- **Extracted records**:
/---

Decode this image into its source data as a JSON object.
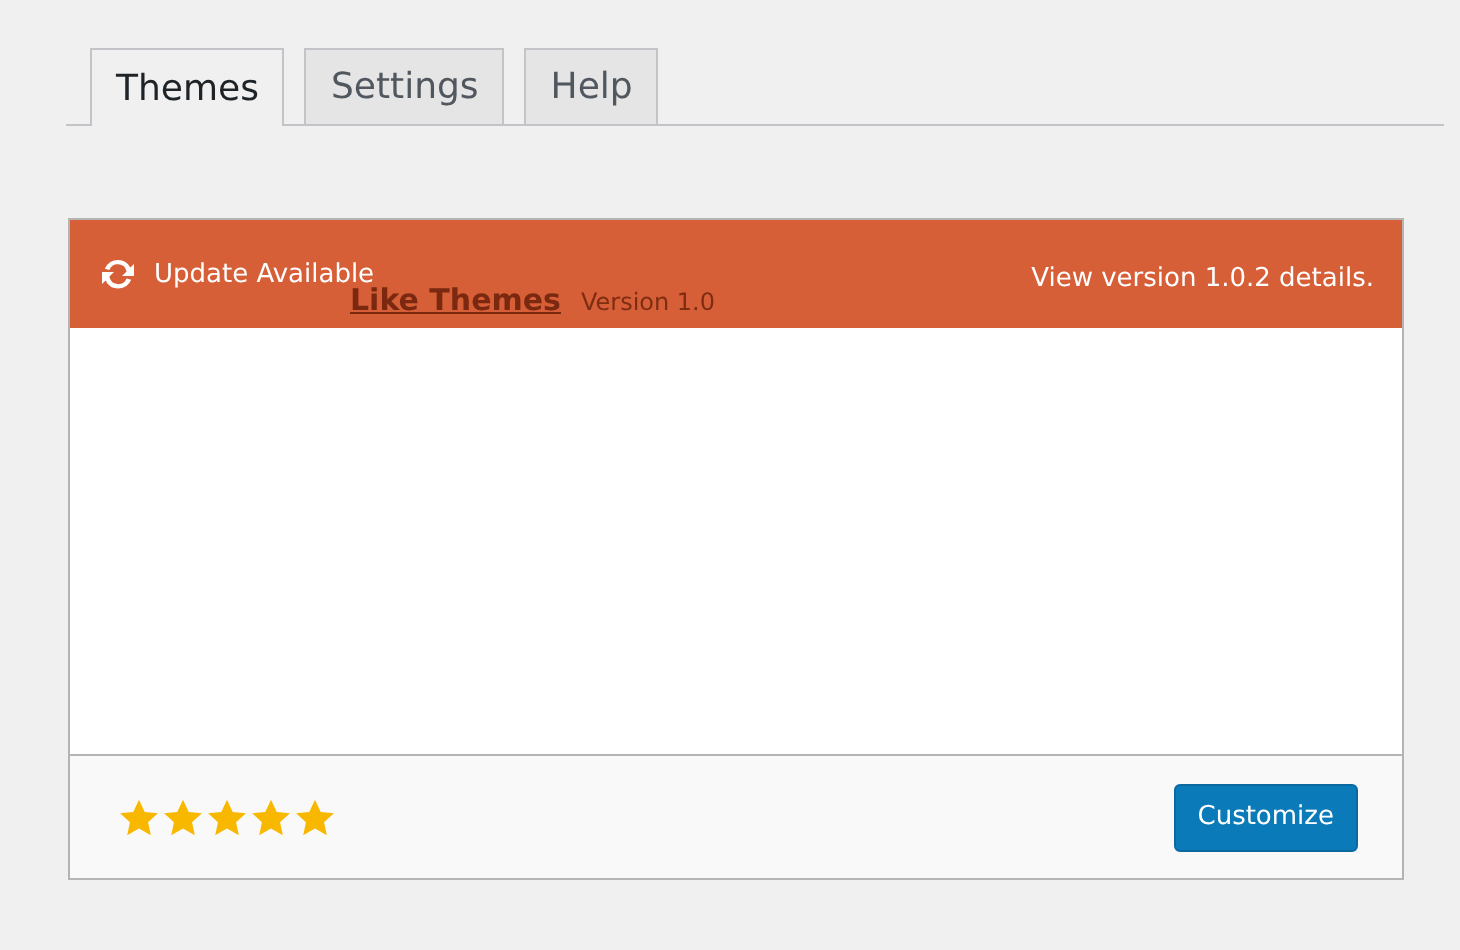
{
  "tabs": [
    {
      "label": "Themes",
      "selected": true
    },
    {
      "label": "Settings",
      "selected": false
    },
    {
      "label": "Help",
      "selected": false
    }
  ],
  "theme_card": {
    "update_notice": "Update Available",
    "details_link": "View version 1.0.2 details.",
    "theme_name": "Like Themes",
    "version": "Version 1.0",
    "stars": 5,
    "customize_button": "Customize"
  }
}
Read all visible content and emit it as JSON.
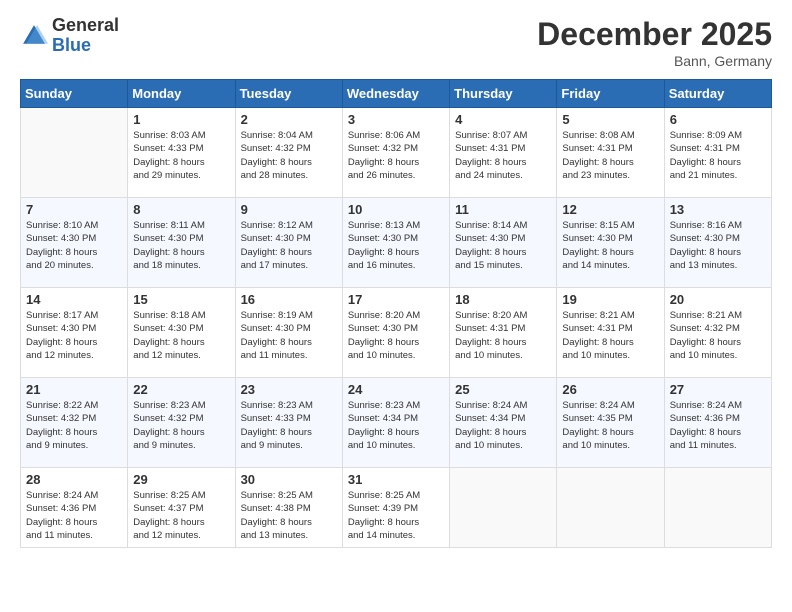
{
  "header": {
    "logo": {
      "general": "General",
      "blue": "Blue"
    },
    "title": "December 2025",
    "location": "Bann, Germany"
  },
  "calendar": {
    "days_of_week": [
      "Sunday",
      "Monday",
      "Tuesday",
      "Wednesday",
      "Thursday",
      "Friday",
      "Saturday"
    ],
    "weeks": [
      [
        {
          "day": "",
          "info": ""
        },
        {
          "day": "1",
          "info": "Sunrise: 8:03 AM\nSunset: 4:33 PM\nDaylight: 8 hours\nand 29 minutes."
        },
        {
          "day": "2",
          "info": "Sunrise: 8:04 AM\nSunset: 4:32 PM\nDaylight: 8 hours\nand 28 minutes."
        },
        {
          "day": "3",
          "info": "Sunrise: 8:06 AM\nSunset: 4:32 PM\nDaylight: 8 hours\nand 26 minutes."
        },
        {
          "day": "4",
          "info": "Sunrise: 8:07 AM\nSunset: 4:31 PM\nDaylight: 8 hours\nand 24 minutes."
        },
        {
          "day": "5",
          "info": "Sunrise: 8:08 AM\nSunset: 4:31 PM\nDaylight: 8 hours\nand 23 minutes."
        },
        {
          "day": "6",
          "info": "Sunrise: 8:09 AM\nSunset: 4:31 PM\nDaylight: 8 hours\nand 21 minutes."
        }
      ],
      [
        {
          "day": "7",
          "info": "Sunrise: 8:10 AM\nSunset: 4:30 PM\nDaylight: 8 hours\nand 20 minutes."
        },
        {
          "day": "8",
          "info": "Sunrise: 8:11 AM\nSunset: 4:30 PM\nDaylight: 8 hours\nand 18 minutes."
        },
        {
          "day": "9",
          "info": "Sunrise: 8:12 AM\nSunset: 4:30 PM\nDaylight: 8 hours\nand 17 minutes."
        },
        {
          "day": "10",
          "info": "Sunrise: 8:13 AM\nSunset: 4:30 PM\nDaylight: 8 hours\nand 16 minutes."
        },
        {
          "day": "11",
          "info": "Sunrise: 8:14 AM\nSunset: 4:30 PM\nDaylight: 8 hours\nand 15 minutes."
        },
        {
          "day": "12",
          "info": "Sunrise: 8:15 AM\nSunset: 4:30 PM\nDaylight: 8 hours\nand 14 minutes."
        },
        {
          "day": "13",
          "info": "Sunrise: 8:16 AM\nSunset: 4:30 PM\nDaylight: 8 hours\nand 13 minutes."
        }
      ],
      [
        {
          "day": "14",
          "info": "Sunrise: 8:17 AM\nSunset: 4:30 PM\nDaylight: 8 hours\nand 12 minutes."
        },
        {
          "day": "15",
          "info": "Sunrise: 8:18 AM\nSunset: 4:30 PM\nDaylight: 8 hours\nand 12 minutes."
        },
        {
          "day": "16",
          "info": "Sunrise: 8:19 AM\nSunset: 4:30 PM\nDaylight: 8 hours\nand 11 minutes."
        },
        {
          "day": "17",
          "info": "Sunrise: 8:20 AM\nSunset: 4:30 PM\nDaylight: 8 hours\nand 10 minutes."
        },
        {
          "day": "18",
          "info": "Sunrise: 8:20 AM\nSunset: 4:31 PM\nDaylight: 8 hours\nand 10 minutes."
        },
        {
          "day": "19",
          "info": "Sunrise: 8:21 AM\nSunset: 4:31 PM\nDaylight: 8 hours\nand 10 minutes."
        },
        {
          "day": "20",
          "info": "Sunrise: 8:21 AM\nSunset: 4:32 PM\nDaylight: 8 hours\nand 10 minutes."
        }
      ],
      [
        {
          "day": "21",
          "info": "Sunrise: 8:22 AM\nSunset: 4:32 PM\nDaylight: 8 hours\nand 9 minutes."
        },
        {
          "day": "22",
          "info": "Sunrise: 8:23 AM\nSunset: 4:32 PM\nDaylight: 8 hours\nand 9 minutes."
        },
        {
          "day": "23",
          "info": "Sunrise: 8:23 AM\nSunset: 4:33 PM\nDaylight: 8 hours\nand 9 minutes."
        },
        {
          "day": "24",
          "info": "Sunrise: 8:23 AM\nSunset: 4:34 PM\nDaylight: 8 hours\nand 10 minutes."
        },
        {
          "day": "25",
          "info": "Sunrise: 8:24 AM\nSunset: 4:34 PM\nDaylight: 8 hours\nand 10 minutes."
        },
        {
          "day": "26",
          "info": "Sunrise: 8:24 AM\nSunset: 4:35 PM\nDaylight: 8 hours\nand 10 minutes."
        },
        {
          "day": "27",
          "info": "Sunrise: 8:24 AM\nSunset: 4:36 PM\nDaylight: 8 hours\nand 11 minutes."
        }
      ],
      [
        {
          "day": "28",
          "info": "Sunrise: 8:24 AM\nSunset: 4:36 PM\nDaylight: 8 hours\nand 11 minutes."
        },
        {
          "day": "29",
          "info": "Sunrise: 8:25 AM\nSunset: 4:37 PM\nDaylight: 8 hours\nand 12 minutes."
        },
        {
          "day": "30",
          "info": "Sunrise: 8:25 AM\nSunset: 4:38 PM\nDaylight: 8 hours\nand 13 minutes."
        },
        {
          "day": "31",
          "info": "Sunrise: 8:25 AM\nSunset: 4:39 PM\nDaylight: 8 hours\nand 14 minutes."
        },
        {
          "day": "",
          "info": ""
        },
        {
          "day": "",
          "info": ""
        },
        {
          "day": "",
          "info": ""
        }
      ]
    ]
  }
}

\---

- **What you are asked to do**: Working from the material above, transcribe it exactly while omitting pictures.

- **Response for this exercise**:
Decode this image into its source data as a JSON object.
{
  "tabs": [
    {
      "label": "Themes",
      "selected": true
    },
    {
      "label": "Settings",
      "selected": false
    },
    {
      "label": "Help",
      "selected": false
    }
  ],
  "theme_card": {
    "update_notice": "Update Available",
    "details_link": "View version 1.0.2 details.",
    "theme_name": "Like Themes",
    "version": "Version 1.0",
    "stars": 5,
    "customize_button": "Customize"
  }
}
Read all visible content and emit it as JSON.
{
  "header": {
    "logo": {
      "general": "General",
      "blue": "Blue"
    },
    "title": "December 2025",
    "location": "Bann, Germany"
  },
  "calendar": {
    "days_of_week": [
      "Sunday",
      "Monday",
      "Tuesday",
      "Wednesday",
      "Thursday",
      "Friday",
      "Saturday"
    ],
    "weeks": [
      [
        {
          "day": "",
          "info": ""
        },
        {
          "day": "1",
          "info": "Sunrise: 8:03 AM\nSunset: 4:33 PM\nDaylight: 8 hours\nand 29 minutes."
        },
        {
          "day": "2",
          "info": "Sunrise: 8:04 AM\nSunset: 4:32 PM\nDaylight: 8 hours\nand 28 minutes."
        },
        {
          "day": "3",
          "info": "Sunrise: 8:06 AM\nSunset: 4:32 PM\nDaylight: 8 hours\nand 26 minutes."
        },
        {
          "day": "4",
          "info": "Sunrise: 8:07 AM\nSunset: 4:31 PM\nDaylight: 8 hours\nand 24 minutes."
        },
        {
          "day": "5",
          "info": "Sunrise: 8:08 AM\nSunset: 4:31 PM\nDaylight: 8 hours\nand 23 minutes."
        },
        {
          "day": "6",
          "info": "Sunrise: 8:09 AM\nSunset: 4:31 PM\nDaylight: 8 hours\nand 21 minutes."
        }
      ],
      [
        {
          "day": "7",
          "info": "Sunrise: 8:10 AM\nSunset: 4:30 PM\nDaylight: 8 hours\nand 20 minutes."
        },
        {
          "day": "8",
          "info": "Sunrise: 8:11 AM\nSunset: 4:30 PM\nDaylight: 8 hours\nand 18 minutes."
        },
        {
          "day": "9",
          "info": "Sunrise: 8:12 AM\nSunset: 4:30 PM\nDaylight: 8 hours\nand 17 minutes."
        },
        {
          "day": "10",
          "info": "Sunrise: 8:13 AM\nSunset: 4:30 PM\nDaylight: 8 hours\nand 16 minutes."
        },
        {
          "day": "11",
          "info": "Sunrise: 8:14 AM\nSunset: 4:30 PM\nDaylight: 8 hours\nand 15 minutes."
        },
        {
          "day": "12",
          "info": "Sunrise: 8:15 AM\nSunset: 4:30 PM\nDaylight: 8 hours\nand 14 minutes."
        },
        {
          "day": "13",
          "info": "Sunrise: 8:16 AM\nSunset: 4:30 PM\nDaylight: 8 hours\nand 13 minutes."
        }
      ],
      [
        {
          "day": "14",
          "info": "Sunrise: 8:17 AM\nSunset: 4:30 PM\nDaylight: 8 hours\nand 12 minutes."
        },
        {
          "day": "15",
          "info": "Sunrise: 8:18 AM\nSunset: 4:30 PM\nDaylight: 8 hours\nand 12 minutes."
        },
        {
          "day": "16",
          "info": "Sunrise: 8:19 AM\nSunset: 4:30 PM\nDaylight: 8 hours\nand 11 minutes."
        },
        {
          "day": "17",
          "info": "Sunrise: 8:20 AM\nSunset: 4:30 PM\nDaylight: 8 hours\nand 10 minutes."
        },
        {
          "day": "18",
          "info": "Sunrise: 8:20 AM\nSunset: 4:31 PM\nDaylight: 8 hours\nand 10 minutes."
        },
        {
          "day": "19",
          "info": "Sunrise: 8:21 AM\nSunset: 4:31 PM\nDaylight: 8 hours\nand 10 minutes."
        },
        {
          "day": "20",
          "info": "Sunrise: 8:21 AM\nSunset: 4:32 PM\nDaylight: 8 hours\nand 10 minutes."
        }
      ],
      [
        {
          "day": "21",
          "info": "Sunrise: 8:22 AM\nSunset: 4:32 PM\nDaylight: 8 hours\nand 9 minutes."
        },
        {
          "day": "22",
          "info": "Sunrise: 8:23 AM\nSunset: 4:32 PM\nDaylight: 8 hours\nand 9 minutes."
        },
        {
          "day": "23",
          "info": "Sunrise: 8:23 AM\nSunset: 4:33 PM\nDaylight: 8 hours\nand 9 minutes."
        },
        {
          "day": "24",
          "info": "Sunrise: 8:23 AM\nSunset: 4:34 PM\nDaylight: 8 hours\nand 10 minutes."
        },
        {
          "day": "25",
          "info": "Sunrise: 8:24 AM\nSunset: 4:34 PM\nDaylight: 8 hours\nand 10 minutes."
        },
        {
          "day": "26",
          "info": "Sunrise: 8:24 AM\nSunset: 4:35 PM\nDaylight: 8 hours\nand 10 minutes."
        },
        {
          "day": "27",
          "info": "Sunrise: 8:24 AM\nSunset: 4:36 PM\nDaylight: 8 hours\nand 11 minutes."
        }
      ],
      [
        {
          "day": "28",
          "info": "Sunrise: 8:24 AM\nSunset: 4:36 PM\nDaylight: 8 hours\nand 11 minutes."
        },
        {
          "day": "29",
          "info": "Sunrise: 8:25 AM\nSunset: 4:37 PM\nDaylight: 8 hours\nand 12 minutes."
        },
        {
          "day": "30",
          "info": "Sunrise: 8:25 AM\nSunset: 4:38 PM\nDaylight: 8 hours\nand 13 minutes."
        },
        {
          "day": "31",
          "info": "Sunrise: 8:25 AM\nSunset: 4:39 PM\nDaylight: 8 hours\nand 14 minutes."
        },
        {
          "day": "",
          "info": ""
        },
        {
          "day": "",
          "info": ""
        },
        {
          "day": "",
          "info": ""
        }
      ]
    ]
  }
}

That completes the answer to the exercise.